▶ [Prompt]: Pull every line containing "this" from the entries.

▶ [Dataset extract]:
# # # # #

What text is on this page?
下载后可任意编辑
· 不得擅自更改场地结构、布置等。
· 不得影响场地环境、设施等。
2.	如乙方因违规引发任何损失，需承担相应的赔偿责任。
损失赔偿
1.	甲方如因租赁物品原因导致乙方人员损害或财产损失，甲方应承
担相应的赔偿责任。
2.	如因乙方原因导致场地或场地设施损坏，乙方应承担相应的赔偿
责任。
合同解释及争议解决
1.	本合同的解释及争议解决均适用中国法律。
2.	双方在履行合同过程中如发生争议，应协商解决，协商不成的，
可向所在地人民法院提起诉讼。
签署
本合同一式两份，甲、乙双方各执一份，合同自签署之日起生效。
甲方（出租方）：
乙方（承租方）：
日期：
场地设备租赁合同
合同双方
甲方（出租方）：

# # # # #

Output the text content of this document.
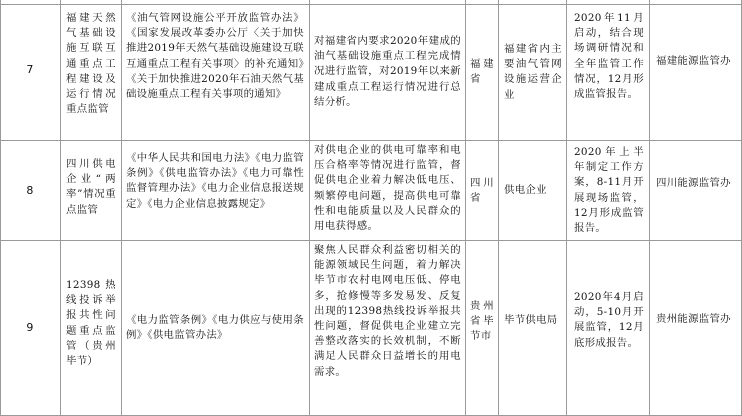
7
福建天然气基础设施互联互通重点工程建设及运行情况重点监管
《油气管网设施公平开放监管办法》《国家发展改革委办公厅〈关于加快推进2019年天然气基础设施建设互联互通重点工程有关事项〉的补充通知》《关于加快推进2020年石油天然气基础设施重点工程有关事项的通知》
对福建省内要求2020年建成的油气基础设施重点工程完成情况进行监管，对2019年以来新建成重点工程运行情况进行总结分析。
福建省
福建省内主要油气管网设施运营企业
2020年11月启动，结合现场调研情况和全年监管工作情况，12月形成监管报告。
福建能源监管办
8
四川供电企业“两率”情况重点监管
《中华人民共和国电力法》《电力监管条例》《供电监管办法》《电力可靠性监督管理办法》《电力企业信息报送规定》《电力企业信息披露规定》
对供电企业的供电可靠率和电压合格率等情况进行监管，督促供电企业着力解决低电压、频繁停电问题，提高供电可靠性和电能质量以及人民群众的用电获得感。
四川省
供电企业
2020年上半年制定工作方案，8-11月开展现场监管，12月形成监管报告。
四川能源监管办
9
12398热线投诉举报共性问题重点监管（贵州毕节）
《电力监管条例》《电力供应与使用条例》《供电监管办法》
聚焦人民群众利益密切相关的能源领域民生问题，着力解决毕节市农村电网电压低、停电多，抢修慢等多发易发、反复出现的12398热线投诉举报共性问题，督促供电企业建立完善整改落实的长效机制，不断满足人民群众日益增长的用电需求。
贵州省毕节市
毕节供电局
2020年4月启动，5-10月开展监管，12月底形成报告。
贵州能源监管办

# # # # #

▶ [Solution below]:
What text is on this page?
Output the text content of this document.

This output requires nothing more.